Exercise instructions>
Would you write out the listing verbatim and skip every picture in it?

··· Given records

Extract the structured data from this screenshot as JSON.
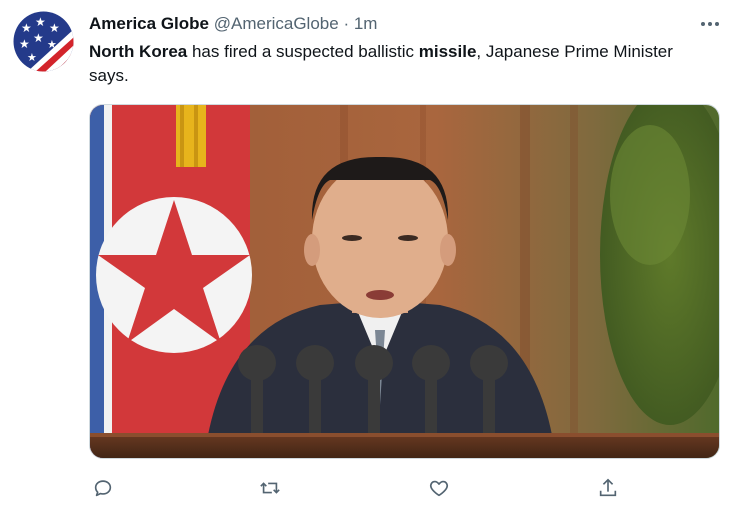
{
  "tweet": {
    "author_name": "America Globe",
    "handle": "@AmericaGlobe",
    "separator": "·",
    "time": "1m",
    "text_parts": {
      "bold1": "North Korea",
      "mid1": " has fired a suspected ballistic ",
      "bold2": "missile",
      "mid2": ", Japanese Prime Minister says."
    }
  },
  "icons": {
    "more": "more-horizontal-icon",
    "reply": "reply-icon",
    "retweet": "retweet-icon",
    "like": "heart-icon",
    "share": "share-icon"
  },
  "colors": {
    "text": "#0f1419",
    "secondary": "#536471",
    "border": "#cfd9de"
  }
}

······

Expected output>
Extract the structured data from this screenshot as JSON.
{
  "tweet": {
    "author_name": "America Globe",
    "handle": "@AmericaGlobe",
    "separator": "·",
    "time": "1m",
    "text_parts": {
      "bold1": "North Korea",
      "mid1": " has fired a suspected ballistic ",
      "bold2": "missile",
      "mid2": ", Japanese Prime Minister says."
    }
  },
  "icons": {
    "more": "more-horizontal-icon",
    "reply": "reply-icon",
    "retweet": "retweet-icon",
    "like": "heart-icon",
    "share": "share-icon"
  },
  "colors": {
    "text": "#0f1419",
    "secondary": "#536471",
    "border": "#cfd9de"
  }
}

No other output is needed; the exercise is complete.